しまんちゅシネマ

映画ノート

【映画】レディ・バード



レディ・バード
Lady Bird
 
【あらすじ】
サクラメントカトリック系高校に通うクリスティーン(レディ・バード)は地元を離れ都会の大学に行きたいと思っているが、母親と意見が合わず・・


『マギーズ・プラン 幸せのあとしまつ』のグレタ・ガーウィグが初監督&脚本を務め、ロッテントマトで100%(現在は99%)を打ち出すなど評判の『レディ・バード』を観てきました。
 
監督の半自伝とのことで、2002年のサクラメントを舞台に、クリスティーン(レディ・バード)の最後の高校生活を描く青春成長物語です。
シアーシャ・ローナン演じるヒロインはクリスティーンという立派な名前があるのに、自分で「レディ・バード」と名乗り周囲にもそう呼ぶことを強要。そんな変わったところはあるけれど、自分の言いたいことをはっきり言い、将来の青写真も描ける子。

• _要件_
- a) 本文によると、『レディ・バード』の舞台はいつのどこか。
- b) 本文に名前が出てくる人物を、映画の登場人物も含めてすべて挙げてください。
データはこの作業には関係しない。

• _提供データ_
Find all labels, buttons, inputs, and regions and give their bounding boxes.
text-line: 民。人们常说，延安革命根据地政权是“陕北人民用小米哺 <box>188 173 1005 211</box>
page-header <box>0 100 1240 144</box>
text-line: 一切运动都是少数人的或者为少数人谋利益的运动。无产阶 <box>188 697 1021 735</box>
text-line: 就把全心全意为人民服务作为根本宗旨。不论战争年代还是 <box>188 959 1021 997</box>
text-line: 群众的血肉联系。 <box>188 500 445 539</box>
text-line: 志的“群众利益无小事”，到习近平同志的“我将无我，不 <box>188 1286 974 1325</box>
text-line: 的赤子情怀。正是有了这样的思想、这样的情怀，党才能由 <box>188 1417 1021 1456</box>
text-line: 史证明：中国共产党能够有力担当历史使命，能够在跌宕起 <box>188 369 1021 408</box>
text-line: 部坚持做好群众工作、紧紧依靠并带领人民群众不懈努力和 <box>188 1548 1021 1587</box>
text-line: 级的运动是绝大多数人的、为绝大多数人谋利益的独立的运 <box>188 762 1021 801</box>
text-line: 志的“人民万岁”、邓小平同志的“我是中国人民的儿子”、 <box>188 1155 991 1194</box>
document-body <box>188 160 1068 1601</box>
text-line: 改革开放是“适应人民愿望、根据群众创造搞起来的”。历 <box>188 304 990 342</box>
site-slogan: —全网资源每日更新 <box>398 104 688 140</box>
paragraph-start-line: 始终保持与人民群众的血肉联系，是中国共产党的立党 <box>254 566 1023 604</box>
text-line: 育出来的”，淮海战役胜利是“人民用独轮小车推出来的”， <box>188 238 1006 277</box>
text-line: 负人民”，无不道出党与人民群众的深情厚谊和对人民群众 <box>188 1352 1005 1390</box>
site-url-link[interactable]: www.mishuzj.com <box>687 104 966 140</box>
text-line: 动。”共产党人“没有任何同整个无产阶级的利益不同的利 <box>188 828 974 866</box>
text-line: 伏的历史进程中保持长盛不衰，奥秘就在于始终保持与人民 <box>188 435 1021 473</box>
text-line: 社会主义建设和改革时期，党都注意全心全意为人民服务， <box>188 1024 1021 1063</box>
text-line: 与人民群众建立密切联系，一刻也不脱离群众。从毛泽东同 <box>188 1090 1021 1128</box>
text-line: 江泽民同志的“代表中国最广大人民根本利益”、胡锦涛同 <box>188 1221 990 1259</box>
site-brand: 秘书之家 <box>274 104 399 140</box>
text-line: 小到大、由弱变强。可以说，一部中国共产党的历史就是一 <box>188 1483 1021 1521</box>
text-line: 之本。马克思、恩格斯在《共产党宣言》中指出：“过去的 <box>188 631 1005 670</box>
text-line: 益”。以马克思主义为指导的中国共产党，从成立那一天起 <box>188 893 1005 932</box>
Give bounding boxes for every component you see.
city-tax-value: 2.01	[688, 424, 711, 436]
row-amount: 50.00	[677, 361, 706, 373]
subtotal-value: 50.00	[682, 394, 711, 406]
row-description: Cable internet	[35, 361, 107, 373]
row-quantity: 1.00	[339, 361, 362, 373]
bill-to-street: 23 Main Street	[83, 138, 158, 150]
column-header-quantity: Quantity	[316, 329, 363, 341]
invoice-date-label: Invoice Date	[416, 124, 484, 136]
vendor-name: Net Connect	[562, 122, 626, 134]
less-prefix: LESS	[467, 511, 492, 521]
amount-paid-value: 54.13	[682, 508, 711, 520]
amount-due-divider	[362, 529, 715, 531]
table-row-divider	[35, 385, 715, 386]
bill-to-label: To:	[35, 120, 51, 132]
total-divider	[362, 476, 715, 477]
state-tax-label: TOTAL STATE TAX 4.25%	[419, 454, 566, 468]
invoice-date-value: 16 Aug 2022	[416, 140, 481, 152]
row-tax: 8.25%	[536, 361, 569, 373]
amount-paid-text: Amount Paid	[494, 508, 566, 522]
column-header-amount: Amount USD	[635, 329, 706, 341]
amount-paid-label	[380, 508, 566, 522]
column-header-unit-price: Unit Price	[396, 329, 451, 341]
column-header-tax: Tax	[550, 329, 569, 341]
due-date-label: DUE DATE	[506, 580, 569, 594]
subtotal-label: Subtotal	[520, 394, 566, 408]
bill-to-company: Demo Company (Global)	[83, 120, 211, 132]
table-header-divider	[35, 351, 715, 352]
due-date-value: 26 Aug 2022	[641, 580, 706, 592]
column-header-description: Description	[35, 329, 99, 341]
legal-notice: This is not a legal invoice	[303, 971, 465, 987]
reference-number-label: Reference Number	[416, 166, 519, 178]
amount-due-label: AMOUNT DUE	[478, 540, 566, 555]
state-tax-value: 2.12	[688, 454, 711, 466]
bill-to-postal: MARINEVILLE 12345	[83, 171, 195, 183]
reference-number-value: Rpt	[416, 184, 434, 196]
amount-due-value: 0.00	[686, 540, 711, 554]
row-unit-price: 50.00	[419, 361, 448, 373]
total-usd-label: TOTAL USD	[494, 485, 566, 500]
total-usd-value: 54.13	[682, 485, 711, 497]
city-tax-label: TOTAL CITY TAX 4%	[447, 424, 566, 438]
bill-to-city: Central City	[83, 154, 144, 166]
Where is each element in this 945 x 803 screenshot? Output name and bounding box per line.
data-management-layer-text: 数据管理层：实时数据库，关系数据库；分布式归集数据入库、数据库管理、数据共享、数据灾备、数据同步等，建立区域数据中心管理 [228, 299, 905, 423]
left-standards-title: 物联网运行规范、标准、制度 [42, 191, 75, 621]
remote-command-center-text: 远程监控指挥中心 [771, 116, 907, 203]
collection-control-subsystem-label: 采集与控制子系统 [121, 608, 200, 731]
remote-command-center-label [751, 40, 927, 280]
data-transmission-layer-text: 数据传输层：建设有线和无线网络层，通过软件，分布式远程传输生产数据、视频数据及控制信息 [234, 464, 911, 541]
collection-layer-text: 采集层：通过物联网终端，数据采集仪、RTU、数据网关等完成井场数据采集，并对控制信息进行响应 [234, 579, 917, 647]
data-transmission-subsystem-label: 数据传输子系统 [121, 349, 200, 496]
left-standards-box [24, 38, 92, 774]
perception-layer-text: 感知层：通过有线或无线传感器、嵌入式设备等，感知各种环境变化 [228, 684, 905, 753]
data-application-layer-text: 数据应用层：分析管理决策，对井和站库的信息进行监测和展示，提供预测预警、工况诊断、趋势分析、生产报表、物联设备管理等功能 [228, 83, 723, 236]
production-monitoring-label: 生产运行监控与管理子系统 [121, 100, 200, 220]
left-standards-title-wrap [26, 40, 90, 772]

• _タスク別回答_
- a) 2002年のサクラメント。

- b) グレタ・ガーウィグ、シアーシャ・ローナン、クリスティーン（レディ・バード）